** START Data listing **
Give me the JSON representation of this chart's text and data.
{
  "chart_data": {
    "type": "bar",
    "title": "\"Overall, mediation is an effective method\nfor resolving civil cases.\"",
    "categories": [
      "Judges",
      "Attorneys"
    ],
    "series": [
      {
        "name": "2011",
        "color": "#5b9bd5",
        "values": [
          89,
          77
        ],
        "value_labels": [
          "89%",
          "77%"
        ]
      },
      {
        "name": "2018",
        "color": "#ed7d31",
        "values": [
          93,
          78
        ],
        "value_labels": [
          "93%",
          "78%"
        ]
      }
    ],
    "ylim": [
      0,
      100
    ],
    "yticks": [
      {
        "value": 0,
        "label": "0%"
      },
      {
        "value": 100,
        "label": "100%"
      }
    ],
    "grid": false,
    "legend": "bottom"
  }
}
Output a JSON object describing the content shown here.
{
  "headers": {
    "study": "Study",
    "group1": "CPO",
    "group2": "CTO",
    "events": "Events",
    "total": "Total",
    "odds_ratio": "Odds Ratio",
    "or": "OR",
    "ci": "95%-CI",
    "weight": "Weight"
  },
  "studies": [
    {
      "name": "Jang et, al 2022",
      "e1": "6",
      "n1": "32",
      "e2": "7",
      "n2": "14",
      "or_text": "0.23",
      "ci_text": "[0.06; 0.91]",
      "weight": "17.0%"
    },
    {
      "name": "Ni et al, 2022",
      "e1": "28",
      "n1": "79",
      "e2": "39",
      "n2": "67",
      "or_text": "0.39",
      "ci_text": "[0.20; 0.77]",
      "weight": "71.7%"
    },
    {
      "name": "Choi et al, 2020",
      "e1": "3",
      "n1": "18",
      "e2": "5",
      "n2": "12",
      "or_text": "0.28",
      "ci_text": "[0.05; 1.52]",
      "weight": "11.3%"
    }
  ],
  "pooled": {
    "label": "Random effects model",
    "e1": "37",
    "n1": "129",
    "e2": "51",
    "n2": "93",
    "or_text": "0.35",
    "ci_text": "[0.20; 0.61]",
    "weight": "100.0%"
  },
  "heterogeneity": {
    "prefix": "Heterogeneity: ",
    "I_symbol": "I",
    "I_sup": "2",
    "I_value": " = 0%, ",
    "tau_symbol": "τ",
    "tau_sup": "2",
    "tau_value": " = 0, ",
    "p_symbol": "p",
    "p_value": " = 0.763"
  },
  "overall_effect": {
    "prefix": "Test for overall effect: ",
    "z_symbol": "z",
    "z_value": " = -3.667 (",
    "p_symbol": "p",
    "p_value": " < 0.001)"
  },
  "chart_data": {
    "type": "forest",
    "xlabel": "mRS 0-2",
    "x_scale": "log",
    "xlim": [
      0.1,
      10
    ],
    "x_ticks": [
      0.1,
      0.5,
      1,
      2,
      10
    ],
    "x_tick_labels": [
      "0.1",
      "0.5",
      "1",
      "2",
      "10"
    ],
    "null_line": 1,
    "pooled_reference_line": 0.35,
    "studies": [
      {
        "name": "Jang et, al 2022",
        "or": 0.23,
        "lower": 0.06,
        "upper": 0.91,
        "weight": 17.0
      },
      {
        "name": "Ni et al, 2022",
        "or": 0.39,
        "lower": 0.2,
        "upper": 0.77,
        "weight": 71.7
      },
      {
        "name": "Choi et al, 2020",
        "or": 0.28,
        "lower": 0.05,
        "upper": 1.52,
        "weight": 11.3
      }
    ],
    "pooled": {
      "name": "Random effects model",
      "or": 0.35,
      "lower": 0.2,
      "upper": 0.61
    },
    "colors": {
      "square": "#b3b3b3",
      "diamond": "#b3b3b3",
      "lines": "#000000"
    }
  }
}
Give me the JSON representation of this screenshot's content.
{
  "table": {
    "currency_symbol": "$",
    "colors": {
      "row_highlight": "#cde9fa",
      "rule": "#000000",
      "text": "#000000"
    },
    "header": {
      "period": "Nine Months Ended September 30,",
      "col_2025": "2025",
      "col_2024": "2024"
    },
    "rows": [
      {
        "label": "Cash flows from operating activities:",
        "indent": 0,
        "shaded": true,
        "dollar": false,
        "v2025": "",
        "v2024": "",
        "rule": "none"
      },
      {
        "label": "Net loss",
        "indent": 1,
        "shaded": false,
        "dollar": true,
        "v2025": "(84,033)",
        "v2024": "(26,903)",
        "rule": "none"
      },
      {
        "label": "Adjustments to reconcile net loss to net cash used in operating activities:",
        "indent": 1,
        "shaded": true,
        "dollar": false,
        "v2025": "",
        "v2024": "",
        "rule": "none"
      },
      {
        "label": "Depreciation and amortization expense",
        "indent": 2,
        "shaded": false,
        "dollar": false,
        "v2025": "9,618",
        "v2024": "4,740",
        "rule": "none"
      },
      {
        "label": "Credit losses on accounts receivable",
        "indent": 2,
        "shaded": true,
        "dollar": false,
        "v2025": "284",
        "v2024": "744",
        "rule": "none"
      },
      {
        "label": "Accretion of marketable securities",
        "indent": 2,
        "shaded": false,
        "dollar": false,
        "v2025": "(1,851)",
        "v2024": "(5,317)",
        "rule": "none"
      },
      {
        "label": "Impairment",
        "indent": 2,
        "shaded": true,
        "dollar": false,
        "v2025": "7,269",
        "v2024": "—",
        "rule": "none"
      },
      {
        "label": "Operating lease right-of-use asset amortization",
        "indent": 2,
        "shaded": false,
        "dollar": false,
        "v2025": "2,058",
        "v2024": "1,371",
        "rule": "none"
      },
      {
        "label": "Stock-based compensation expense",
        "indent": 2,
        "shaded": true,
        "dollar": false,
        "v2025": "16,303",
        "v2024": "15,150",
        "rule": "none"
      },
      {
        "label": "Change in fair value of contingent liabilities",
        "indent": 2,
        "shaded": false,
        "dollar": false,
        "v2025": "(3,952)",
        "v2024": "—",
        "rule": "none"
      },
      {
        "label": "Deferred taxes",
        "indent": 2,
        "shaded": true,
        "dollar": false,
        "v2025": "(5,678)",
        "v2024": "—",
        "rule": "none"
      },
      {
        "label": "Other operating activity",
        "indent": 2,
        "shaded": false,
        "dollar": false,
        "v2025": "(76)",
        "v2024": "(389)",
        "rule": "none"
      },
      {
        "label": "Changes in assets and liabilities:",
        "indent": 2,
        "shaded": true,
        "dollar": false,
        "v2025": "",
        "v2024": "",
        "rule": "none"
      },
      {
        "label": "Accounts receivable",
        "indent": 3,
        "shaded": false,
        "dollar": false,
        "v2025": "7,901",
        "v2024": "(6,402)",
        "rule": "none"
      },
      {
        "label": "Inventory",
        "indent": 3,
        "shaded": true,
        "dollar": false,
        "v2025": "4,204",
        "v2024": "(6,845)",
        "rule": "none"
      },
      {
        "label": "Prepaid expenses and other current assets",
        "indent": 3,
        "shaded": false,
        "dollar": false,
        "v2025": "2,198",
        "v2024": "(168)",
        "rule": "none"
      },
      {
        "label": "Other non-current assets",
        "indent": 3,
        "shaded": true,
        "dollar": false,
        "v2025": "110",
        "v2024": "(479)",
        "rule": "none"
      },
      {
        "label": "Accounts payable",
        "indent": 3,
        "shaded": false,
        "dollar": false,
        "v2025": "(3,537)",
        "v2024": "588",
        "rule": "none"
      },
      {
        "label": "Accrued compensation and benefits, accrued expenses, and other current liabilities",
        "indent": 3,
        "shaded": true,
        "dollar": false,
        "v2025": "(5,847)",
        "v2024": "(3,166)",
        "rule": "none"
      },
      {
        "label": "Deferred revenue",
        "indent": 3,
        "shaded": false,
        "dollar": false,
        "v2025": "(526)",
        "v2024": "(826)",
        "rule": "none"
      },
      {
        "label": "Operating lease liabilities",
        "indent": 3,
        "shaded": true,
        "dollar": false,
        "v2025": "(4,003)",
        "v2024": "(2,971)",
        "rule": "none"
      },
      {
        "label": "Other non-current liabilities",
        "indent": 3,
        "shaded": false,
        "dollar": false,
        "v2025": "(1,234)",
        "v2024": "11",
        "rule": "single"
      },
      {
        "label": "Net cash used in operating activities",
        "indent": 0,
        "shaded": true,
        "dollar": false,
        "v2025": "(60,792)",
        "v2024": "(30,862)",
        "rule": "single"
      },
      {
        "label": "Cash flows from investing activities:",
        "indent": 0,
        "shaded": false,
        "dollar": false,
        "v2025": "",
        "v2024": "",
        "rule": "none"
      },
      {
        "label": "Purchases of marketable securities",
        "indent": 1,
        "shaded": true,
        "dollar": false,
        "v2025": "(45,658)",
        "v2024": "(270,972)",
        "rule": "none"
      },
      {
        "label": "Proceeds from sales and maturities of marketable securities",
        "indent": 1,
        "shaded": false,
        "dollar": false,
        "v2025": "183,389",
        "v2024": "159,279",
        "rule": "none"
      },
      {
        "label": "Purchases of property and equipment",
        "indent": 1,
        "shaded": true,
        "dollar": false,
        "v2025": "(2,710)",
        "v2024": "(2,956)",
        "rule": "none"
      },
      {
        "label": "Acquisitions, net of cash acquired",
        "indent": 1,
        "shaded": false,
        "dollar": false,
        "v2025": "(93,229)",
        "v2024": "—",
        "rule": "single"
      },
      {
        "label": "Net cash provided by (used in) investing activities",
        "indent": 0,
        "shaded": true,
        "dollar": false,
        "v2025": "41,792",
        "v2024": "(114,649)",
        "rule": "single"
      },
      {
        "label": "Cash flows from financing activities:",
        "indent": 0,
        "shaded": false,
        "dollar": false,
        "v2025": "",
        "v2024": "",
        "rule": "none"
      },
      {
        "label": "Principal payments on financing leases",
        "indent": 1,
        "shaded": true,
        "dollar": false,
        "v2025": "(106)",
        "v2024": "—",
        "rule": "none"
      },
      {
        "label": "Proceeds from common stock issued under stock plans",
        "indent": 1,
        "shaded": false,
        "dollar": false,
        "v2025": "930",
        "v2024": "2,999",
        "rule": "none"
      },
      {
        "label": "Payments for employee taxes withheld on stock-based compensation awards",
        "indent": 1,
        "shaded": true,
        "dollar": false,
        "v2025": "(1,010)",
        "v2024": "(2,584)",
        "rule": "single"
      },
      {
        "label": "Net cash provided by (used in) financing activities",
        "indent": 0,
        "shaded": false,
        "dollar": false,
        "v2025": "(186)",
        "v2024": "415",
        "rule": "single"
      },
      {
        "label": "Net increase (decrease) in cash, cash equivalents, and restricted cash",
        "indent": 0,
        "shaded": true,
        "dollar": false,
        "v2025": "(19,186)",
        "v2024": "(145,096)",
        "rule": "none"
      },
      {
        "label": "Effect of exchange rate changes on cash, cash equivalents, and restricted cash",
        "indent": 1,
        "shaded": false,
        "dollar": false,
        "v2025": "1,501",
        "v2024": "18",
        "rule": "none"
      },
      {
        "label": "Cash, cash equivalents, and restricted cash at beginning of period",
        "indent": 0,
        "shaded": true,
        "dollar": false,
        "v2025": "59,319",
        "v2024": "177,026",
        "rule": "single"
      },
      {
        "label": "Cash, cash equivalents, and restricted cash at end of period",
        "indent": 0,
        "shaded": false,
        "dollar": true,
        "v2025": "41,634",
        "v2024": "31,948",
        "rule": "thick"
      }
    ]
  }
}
** END Data listing **
▸ Task prompt: Give only the count of lines in the data that include the string "amortization".

▸ Reply: 2